# What you have to do:
Would you quote every entry exactly, dropping only the pictures?
━━ The records ━━
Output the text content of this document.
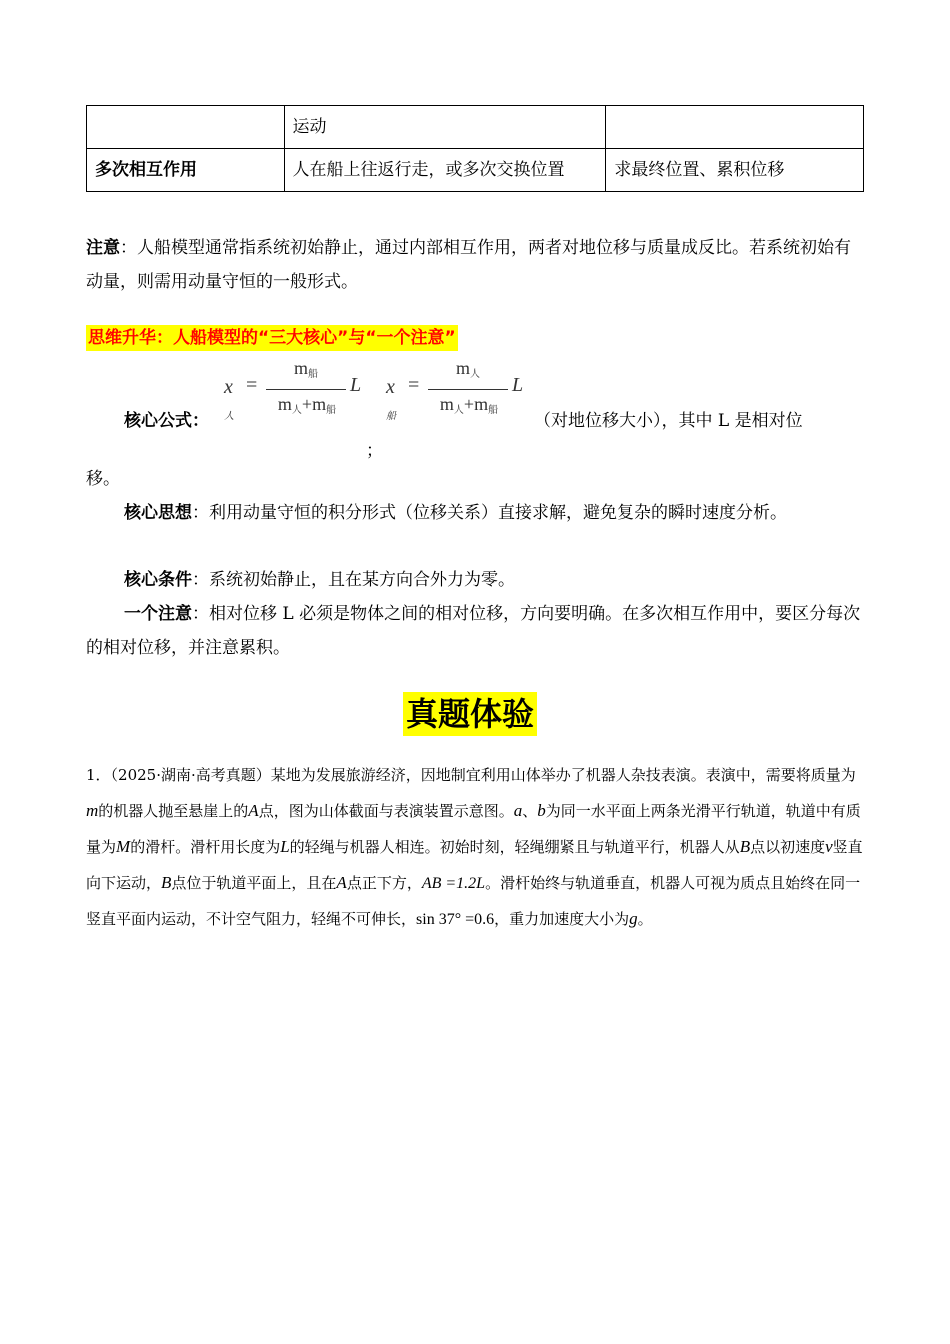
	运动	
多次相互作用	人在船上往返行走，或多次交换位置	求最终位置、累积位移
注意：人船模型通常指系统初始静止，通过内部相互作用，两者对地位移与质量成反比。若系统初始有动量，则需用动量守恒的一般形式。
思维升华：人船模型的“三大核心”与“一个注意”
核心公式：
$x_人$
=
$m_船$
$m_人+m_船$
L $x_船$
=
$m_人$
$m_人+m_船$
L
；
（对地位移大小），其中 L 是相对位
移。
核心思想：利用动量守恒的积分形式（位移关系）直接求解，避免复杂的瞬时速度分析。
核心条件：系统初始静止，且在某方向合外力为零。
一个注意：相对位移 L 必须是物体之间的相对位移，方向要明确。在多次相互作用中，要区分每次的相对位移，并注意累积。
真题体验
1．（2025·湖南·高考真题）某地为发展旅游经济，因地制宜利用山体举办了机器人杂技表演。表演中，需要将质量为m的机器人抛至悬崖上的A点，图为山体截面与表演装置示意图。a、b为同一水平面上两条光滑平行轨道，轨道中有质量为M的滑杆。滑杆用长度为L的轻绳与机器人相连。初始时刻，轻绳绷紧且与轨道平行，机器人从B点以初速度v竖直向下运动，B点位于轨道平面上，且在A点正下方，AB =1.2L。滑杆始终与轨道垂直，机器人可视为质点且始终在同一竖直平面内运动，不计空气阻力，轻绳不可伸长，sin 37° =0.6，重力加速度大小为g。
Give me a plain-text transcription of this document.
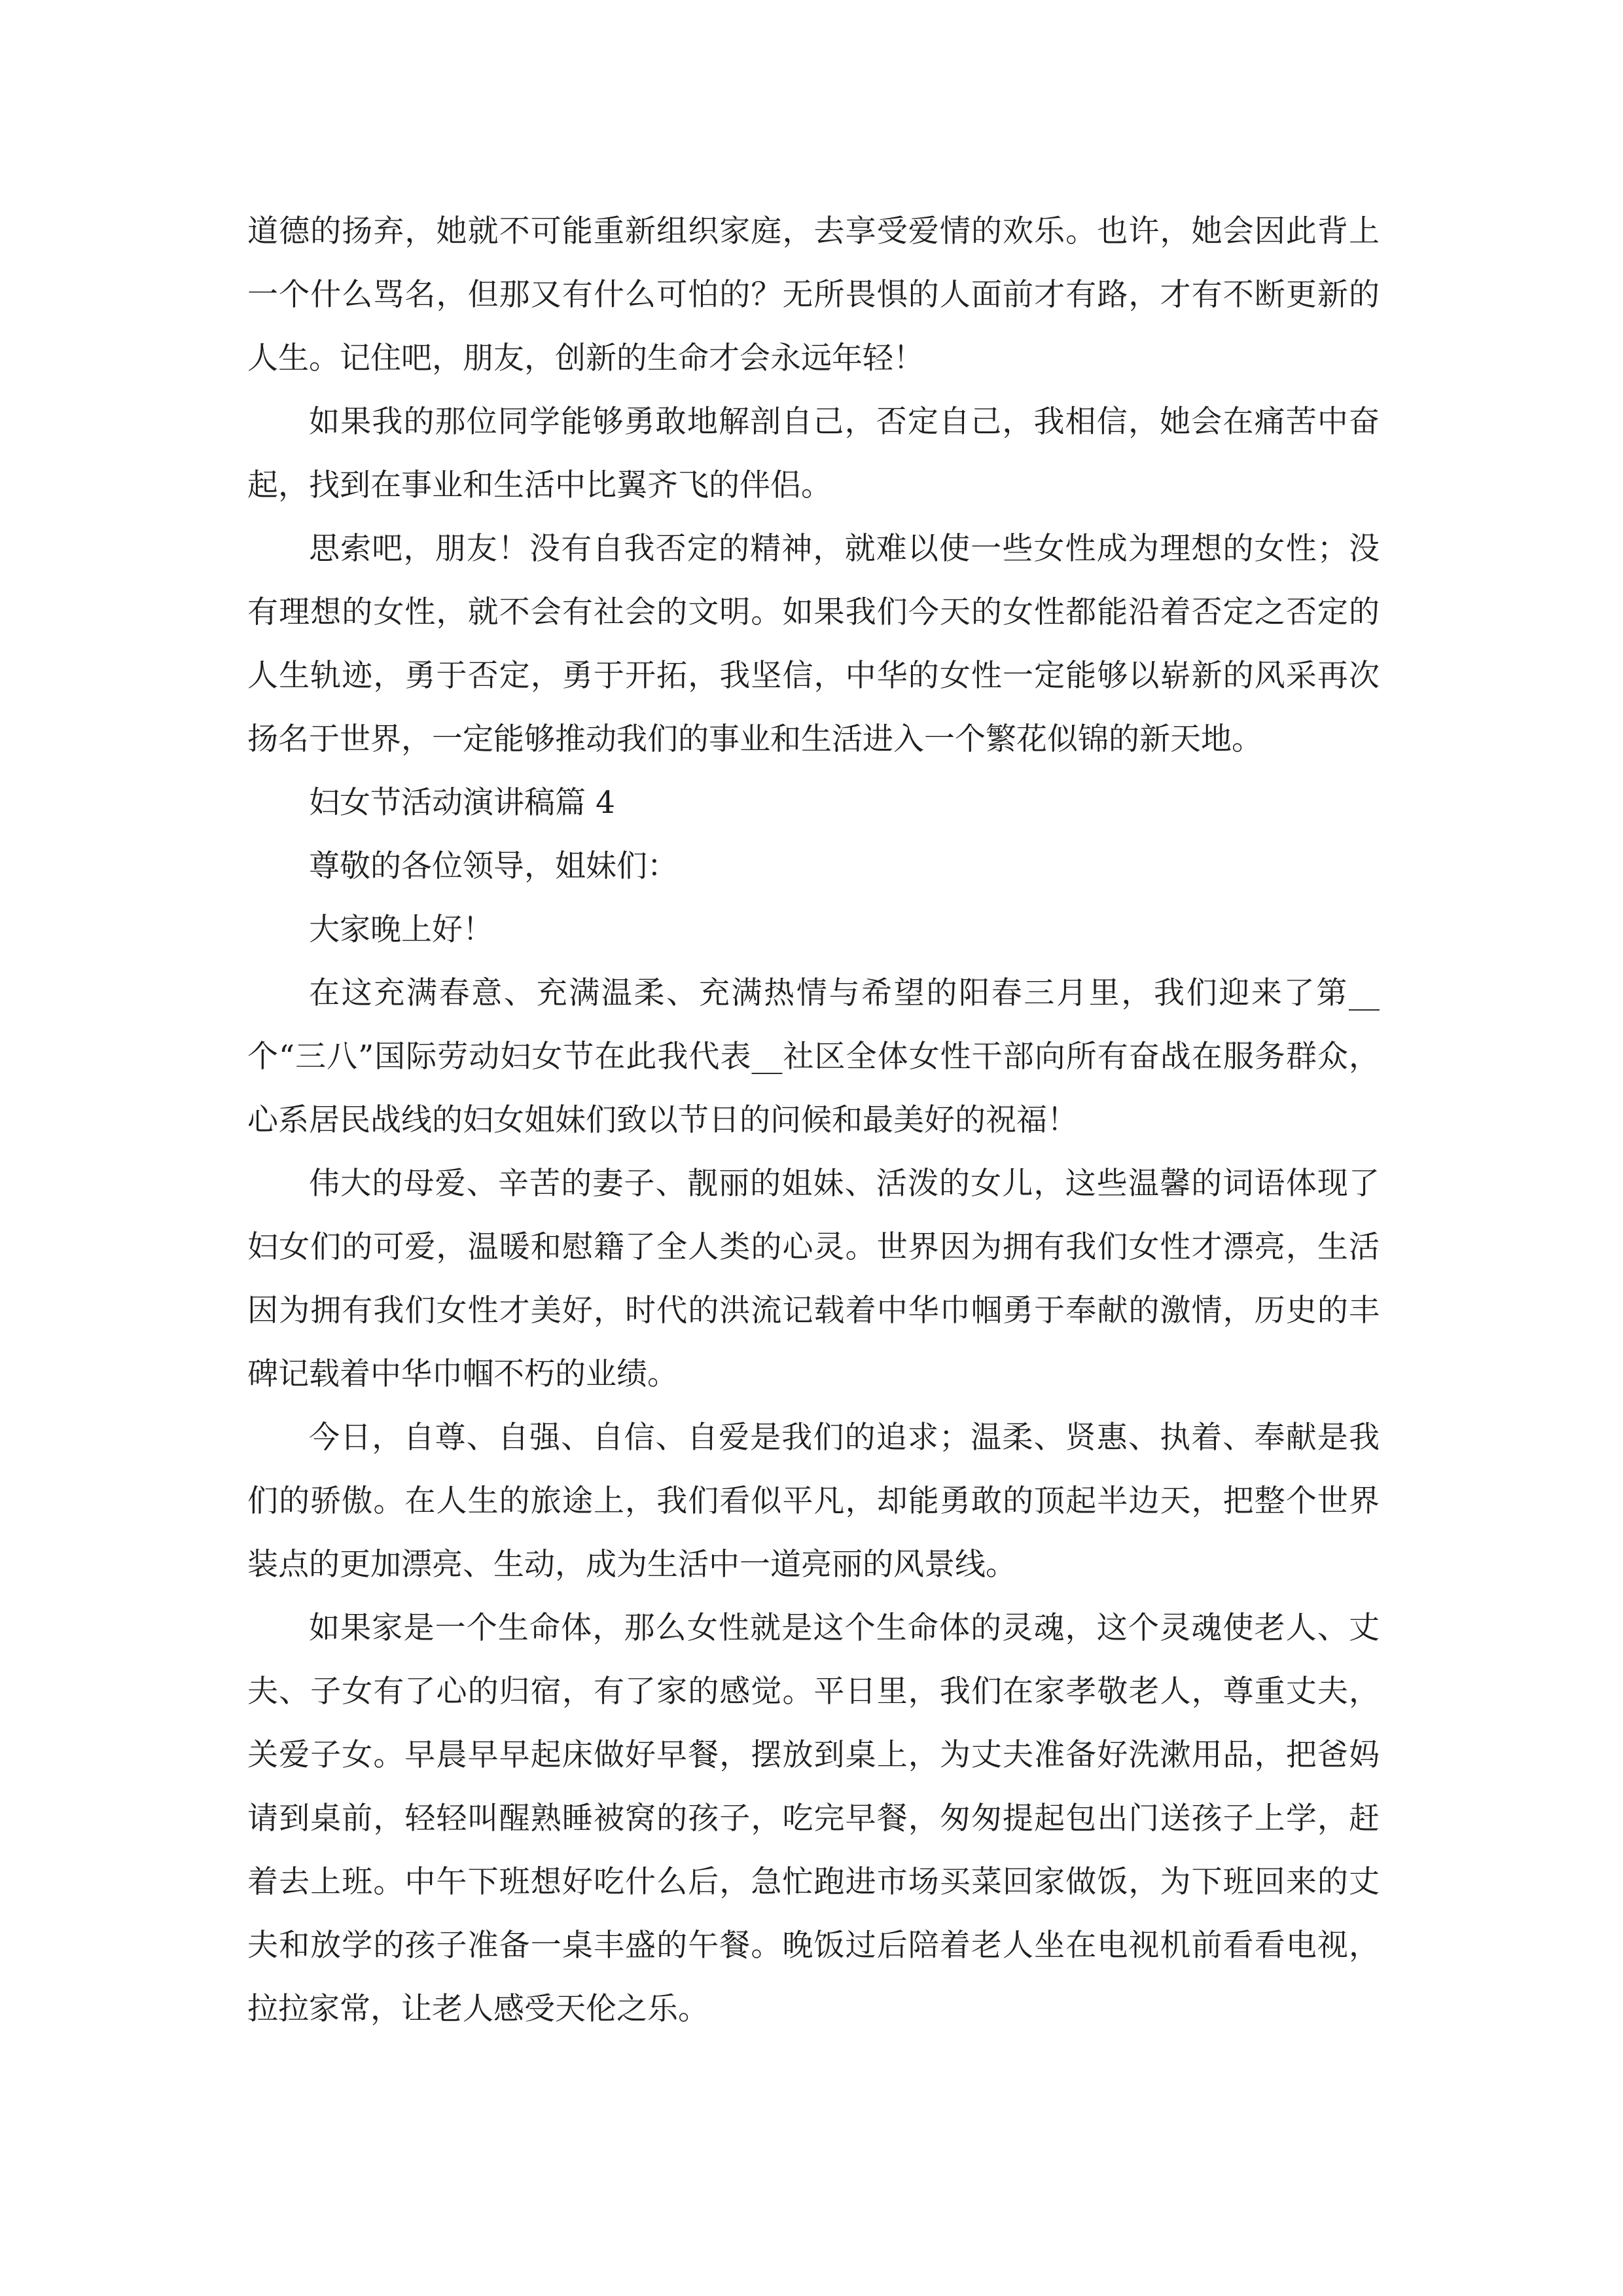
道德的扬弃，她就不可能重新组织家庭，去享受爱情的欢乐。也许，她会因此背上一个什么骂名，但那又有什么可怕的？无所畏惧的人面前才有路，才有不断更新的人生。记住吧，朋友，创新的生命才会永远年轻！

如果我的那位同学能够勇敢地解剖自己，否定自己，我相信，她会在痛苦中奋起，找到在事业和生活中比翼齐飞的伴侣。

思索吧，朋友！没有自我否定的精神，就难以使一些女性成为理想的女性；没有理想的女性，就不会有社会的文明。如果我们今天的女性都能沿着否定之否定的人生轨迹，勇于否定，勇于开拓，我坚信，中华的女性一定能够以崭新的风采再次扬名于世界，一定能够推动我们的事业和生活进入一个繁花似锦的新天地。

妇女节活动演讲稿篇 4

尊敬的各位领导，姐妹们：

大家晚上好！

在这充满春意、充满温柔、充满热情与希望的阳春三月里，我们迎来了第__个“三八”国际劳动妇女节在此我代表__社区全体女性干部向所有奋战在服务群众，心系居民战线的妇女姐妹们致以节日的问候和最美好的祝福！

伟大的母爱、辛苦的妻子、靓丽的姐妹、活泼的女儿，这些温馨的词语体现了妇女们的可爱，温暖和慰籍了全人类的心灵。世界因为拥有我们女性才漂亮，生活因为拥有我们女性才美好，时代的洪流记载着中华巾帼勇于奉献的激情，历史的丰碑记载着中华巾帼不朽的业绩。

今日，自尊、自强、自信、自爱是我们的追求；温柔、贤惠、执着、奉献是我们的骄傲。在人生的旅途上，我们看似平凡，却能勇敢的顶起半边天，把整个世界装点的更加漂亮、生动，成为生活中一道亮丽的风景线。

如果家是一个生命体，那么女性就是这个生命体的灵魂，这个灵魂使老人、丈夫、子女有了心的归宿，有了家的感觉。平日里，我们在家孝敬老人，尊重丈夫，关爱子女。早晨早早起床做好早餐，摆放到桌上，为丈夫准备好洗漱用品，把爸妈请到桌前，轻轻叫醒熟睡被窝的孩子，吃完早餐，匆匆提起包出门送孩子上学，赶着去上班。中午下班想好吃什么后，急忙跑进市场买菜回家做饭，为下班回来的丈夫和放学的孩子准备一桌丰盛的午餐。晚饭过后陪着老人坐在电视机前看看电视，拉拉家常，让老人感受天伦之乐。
━━━
# Answer for this exercise:
Output the text content of this document.
	运动	
多次相互作用	人在船上往返行走，或多次交换位置	求最终位置、累积位移
注意：人船模型通常指系统初始静止，通过内部相互作用，两者对地位移与质量成反比。若系统初始有动量，则需用动量守恒的一般形式。
思维升华：人船模型的“三大核心”与“一个注意”
核心公式：
$x_人$
=
$m_船$
$m_人+m_船$
L $x_船$
=
$m_人$
$m_人+m_船$
L
；
（对地位移大小），其中 L 是相对位
移。
核心思想：利用动量守恒的积分形式（位移关系）直接求解，避免复杂的瞬时速度分析。
核心条件：系统初始静止，且在某方向合外力为零。
一个注意：相对位移 L 必须是物体之间的相对位移，方向要明确。在多次相互作用中，要区分每次的相对位移，并注意累积。
真题体验
1．（2025·湖南·高考真题）某地为发展旅游经济，因地制宜利用山体举办了机器人杂技表演。表演中，需要将质量为m的机器人抛至悬崖上的A点，图为山体截面与表演装置示意图。a、b为同一水平面上两条光滑平行轨道，轨道中有质量为M的滑杆。滑杆用长度为L的轻绳与机器人相连。初始时刻，轻绳绷紧且与轨道平行，机器人从B点以初速度v竖直向下运动，B点位于轨道平面上，且在A点正下方，AB =1.2L。滑杆始终与轨道垂直，机器人可视为质点且始终在同一竖直平面内运动，不计空气阻力，轻绳不可伸长，sin 37° =0.6，重力加速度大小为g。
Give me a plain-text transcription of this document.
道德的扬弃，她就不可能重新组织家庭，去享受爱情的欢乐。也许，她会因此背上一个什么骂名，但那又有什么可怕的？无所畏惧的人面前才有路，才有不断更新的人生。记住吧，朋友，创新的生命才会永远年轻！

如果我的那位同学能够勇敢地解剖自己，否定自己，我相信，她会在痛苦中奋起，找到在事业和生活中比翼齐飞的伴侣。

思索吧，朋友！没有自我否定的精神，就难以使一些女性成为理想的女性；没有理想的女性，就不会有社会的文明。如果我们今天的女性都能沿着否定之否定的人生轨迹，勇于否定，勇于开拓，我坚信，中华的女性一定能够以崭新的风采再次扬名于世界，一定能够推动我们的事业和生活进入一个繁花似锦的新天地。

妇女节活动演讲稿篇 4

尊敬的各位领导，姐妹们：

大家晚上好！

在这充满春意、充满温柔、充满热情与希望的阳春三月里，我们迎来了第__个“三八”国际劳动妇女节在此我代表__社区全体女性干部向所有奋战在服务群众，心系居民战线的妇女姐妹们致以节日的问候和最美好的祝福！

伟大的母爱、辛苦的妻子、靓丽的姐妹、活泼的女儿，这些温馨的词语体现了妇女们的可爱，温暖和慰籍了全人类的心灵。世界因为拥有我们女性才漂亮，生活因为拥有我们女性才美好，时代的洪流记载着中华巾帼勇于奉献的激情，历史的丰碑记载着中华巾帼不朽的业绩。

今日，自尊、自强、自信、自爱是我们的追求；温柔、贤惠、执着、奉献是我们的骄傲。在人生的旅途上，我们看似平凡，却能勇敢的顶起半边天，把整个世界装点的更加漂亮、生动，成为生活中一道亮丽的风景线。

如果家是一个生命体，那么女性就是这个生命体的灵魂，这个灵魂使老人、丈夫、子女有了心的归宿，有了家的感觉。平日里，我们在家孝敬老人，尊重丈夫，关爱子女。早晨早早起床做好早餐，摆放到桌上，为丈夫准备好洗漱用品，把爸妈请到桌前，轻轻叫醒熟睡被窝的孩子，吃完早餐，匆匆提起包出门送孩子上学，赶着去上班。中午下班想好吃什么后，急忙跑进市场买菜回家做饭，为下班回来的丈夫和放学的孩子准备一桌丰盛的午餐。晚饭过后陪着老人坐在电视机前看看电视，拉拉家常，让老人感受天伦之乐。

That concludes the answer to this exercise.